[START OF Extracted data]

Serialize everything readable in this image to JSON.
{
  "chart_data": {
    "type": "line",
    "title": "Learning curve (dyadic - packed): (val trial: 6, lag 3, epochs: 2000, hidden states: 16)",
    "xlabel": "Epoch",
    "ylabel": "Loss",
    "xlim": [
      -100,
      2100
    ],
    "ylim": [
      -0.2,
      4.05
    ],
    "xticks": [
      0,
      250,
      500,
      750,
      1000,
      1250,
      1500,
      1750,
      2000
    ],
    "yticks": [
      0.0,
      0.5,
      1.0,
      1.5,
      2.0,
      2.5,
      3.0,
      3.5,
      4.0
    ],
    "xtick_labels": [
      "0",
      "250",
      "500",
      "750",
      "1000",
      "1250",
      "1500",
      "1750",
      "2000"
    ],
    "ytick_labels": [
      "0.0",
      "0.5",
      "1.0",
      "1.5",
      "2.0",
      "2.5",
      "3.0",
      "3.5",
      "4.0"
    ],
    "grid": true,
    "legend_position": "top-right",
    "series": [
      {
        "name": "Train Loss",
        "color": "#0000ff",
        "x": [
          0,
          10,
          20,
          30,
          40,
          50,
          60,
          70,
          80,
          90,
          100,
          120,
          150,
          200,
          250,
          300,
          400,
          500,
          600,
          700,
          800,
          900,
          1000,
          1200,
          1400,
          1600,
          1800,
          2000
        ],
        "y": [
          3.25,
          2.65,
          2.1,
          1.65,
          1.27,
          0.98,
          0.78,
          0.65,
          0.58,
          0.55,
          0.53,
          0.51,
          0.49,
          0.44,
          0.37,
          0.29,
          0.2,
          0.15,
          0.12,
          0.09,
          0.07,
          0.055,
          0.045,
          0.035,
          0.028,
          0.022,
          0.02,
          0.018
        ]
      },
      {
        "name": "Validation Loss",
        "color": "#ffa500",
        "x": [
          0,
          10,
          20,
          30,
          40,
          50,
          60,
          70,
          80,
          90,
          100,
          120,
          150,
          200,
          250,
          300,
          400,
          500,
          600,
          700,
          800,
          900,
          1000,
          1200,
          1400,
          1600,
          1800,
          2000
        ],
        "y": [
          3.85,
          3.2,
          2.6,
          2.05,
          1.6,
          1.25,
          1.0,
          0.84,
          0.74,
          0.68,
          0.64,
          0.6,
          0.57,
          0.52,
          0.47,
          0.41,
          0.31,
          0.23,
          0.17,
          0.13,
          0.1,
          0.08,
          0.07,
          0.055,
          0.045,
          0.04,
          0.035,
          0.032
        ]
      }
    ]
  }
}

[END OF Extracted data]

▸ Given request
Each record should come back exactly as written.

▸ Written reply
Serialize everything readable in this image to JSON.
{
  "chart_data": {
    "type": "line",
    "title": "Learning curve (dyadic - packed): (val trial: 6, lag 3, epochs: 2000, hidden states: 16)",
    "xlabel": "Epoch",
    "ylabel": "Loss",
    "xlim": [
      -100,
      2100
    ],
    "ylim": [
      -0.2,
      4.05
    ],
    "xticks": [
      0,
      250,
      500,
      750,
      1000,
      1250,
      1500,
      1750,
      2000
    ],
    "yticks": [
      0.0,
      0.5,
      1.0,
      1.5,
      2.0,
      2.5,
      3.0,
      3.5,
      4.0
    ],
    "xtick_labels": [
      "0",
      "250",
      "500",
      "750",
      "1000",
      "1250",
      "1500",
      "1750",
      "2000"
    ],
    "ytick_labels": [
      "0.0",
      "0.5",
      "1.0",
      "1.5",
      "2.0",
      "2.5",
      "3.0",
      "3.5",
      "4.0"
    ],
    "grid": true,
    "legend_position": "top-right",
    "series": [
      {
        "name": "Train Loss",
        "color": "#0000ff",
        "x": [
          0,
          10,
          20,
          30,
          40,
          50,
          60,
          70,
          80,
          90,
          100,
          120,
          150,
          200,
          250,
          300,
          400,
          500,
          600,
          700,
          800,
          900,
          1000,
          1200,
          1400,
          1600,
          1800,
          2000
        ],
        "y": [
          3.25,
          2.65,
          2.1,
          1.65,
          1.27,
          0.98,
          0.78,
          0.65,
          0.58,
          0.55,
          0.53,
          0.51,
          0.49,
          0.44,
          0.37,
          0.29,
          0.2,
          0.15,
          0.12,
          0.09,
          0.07,
          0.055,
          0.045,
          0.035,
          0.028,
          0.022,
          0.02,
          0.018
        ]
      },
      {
        "name": "Validation Loss",
        "color": "#ffa500",
        "x": [
          0,
          10,
          20,
          30,
          40,
          50,
          60,
          70,
          80,
          90,
          100,
          120,
          150,
          200,
          250,
          300,
          400,
          500,
          600,
          700,
          800,
          900,
          1000,
          1200,
          1400,
          1600,
          1800,
          2000
        ],
        "y": [
          3.85,
          3.2,
          2.6,
          2.05,
          1.6,
          1.25,
          1.0,
          0.84,
          0.74,
          0.68,
          0.64,
          0.6,
          0.57,
          0.52,
          0.47,
          0.41,
          0.31,
          0.23,
          0.17,
          0.13,
          0.1,
          0.08,
          0.07,
          0.055,
          0.045,
          0.04,
          0.035,
          0.032
        ]
      }
    ]
  }
}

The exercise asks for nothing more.